[Start of Task inputs]

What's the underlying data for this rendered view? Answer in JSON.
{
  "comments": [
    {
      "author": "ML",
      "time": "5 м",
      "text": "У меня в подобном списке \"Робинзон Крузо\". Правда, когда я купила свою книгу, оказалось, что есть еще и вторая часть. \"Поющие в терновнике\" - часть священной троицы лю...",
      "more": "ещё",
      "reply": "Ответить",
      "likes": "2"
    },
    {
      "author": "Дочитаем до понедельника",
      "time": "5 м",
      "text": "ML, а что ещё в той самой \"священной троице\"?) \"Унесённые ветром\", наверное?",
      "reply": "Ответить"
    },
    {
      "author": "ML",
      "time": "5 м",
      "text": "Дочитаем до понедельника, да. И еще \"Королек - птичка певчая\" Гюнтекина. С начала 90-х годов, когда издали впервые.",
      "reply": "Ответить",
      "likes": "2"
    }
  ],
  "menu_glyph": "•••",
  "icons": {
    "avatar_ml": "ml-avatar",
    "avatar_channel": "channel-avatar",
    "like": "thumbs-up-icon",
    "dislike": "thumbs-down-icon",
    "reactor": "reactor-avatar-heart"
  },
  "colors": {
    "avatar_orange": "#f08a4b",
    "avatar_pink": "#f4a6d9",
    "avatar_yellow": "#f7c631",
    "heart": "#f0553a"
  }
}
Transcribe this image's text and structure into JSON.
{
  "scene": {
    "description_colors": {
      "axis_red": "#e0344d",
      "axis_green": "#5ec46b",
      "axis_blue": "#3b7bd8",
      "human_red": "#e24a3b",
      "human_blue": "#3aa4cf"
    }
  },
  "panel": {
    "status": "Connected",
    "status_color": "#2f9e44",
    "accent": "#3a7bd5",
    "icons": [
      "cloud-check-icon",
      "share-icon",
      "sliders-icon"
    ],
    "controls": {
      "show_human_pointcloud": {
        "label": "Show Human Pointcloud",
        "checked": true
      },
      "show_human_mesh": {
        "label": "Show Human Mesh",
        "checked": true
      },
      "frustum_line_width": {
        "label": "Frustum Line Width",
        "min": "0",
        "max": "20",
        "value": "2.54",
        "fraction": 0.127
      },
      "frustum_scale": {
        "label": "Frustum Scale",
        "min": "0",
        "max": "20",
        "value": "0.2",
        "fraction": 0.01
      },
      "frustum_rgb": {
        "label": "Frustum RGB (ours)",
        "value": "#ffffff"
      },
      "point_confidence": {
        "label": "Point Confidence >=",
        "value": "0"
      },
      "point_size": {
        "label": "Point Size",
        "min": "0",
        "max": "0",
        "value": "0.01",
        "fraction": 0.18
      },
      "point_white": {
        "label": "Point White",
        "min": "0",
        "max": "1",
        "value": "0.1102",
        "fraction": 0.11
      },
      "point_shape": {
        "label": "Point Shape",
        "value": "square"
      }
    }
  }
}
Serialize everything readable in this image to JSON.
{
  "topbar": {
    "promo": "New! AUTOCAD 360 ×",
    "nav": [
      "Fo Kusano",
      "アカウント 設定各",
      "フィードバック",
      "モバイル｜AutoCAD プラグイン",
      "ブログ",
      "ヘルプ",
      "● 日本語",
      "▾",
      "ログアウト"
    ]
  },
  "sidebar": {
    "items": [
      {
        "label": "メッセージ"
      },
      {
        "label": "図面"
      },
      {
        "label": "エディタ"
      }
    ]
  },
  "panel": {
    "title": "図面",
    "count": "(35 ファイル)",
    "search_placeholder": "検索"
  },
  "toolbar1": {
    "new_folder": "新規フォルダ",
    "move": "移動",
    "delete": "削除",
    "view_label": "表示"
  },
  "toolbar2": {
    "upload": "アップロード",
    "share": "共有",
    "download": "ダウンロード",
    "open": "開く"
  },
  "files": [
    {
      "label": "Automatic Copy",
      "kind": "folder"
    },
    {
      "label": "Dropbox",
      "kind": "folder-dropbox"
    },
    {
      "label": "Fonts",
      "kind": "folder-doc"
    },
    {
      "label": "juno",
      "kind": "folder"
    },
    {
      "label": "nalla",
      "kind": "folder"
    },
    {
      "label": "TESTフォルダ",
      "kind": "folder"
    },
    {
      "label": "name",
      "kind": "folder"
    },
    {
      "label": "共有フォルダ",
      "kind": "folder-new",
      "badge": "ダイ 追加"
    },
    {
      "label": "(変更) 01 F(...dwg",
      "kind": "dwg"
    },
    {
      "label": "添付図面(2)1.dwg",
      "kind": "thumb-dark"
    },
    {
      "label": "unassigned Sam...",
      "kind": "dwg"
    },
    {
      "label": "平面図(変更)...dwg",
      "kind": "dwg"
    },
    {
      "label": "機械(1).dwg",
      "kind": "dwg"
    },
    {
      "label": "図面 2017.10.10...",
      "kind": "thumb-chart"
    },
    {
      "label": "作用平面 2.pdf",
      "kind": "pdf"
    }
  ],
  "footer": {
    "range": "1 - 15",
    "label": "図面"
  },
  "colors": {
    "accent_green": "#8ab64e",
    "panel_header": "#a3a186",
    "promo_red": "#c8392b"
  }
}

[End of Task inputs]

Only lines with the word "text" are wanted, so copy each one from the records.

      "text": "У меня в подобном списке \"Робинзон Крузо\". Правда, когда я купила свою книгу, оказалось, что есть еще и вторая часть. \"Поющие в терновнике\" - часть священной троицы лю...",
      "text": "ML, а что ещё в той самой \"священной троице\"?) \"Унесённые ветром\", наверное?",
      "text": "Дочитаем до понедельника, да. И еще \"Королек - птичка певчая\" Гюнтекина. С начала 90-х годов, когда издали впервые.",
Transcribe this image's text and structure into JSON.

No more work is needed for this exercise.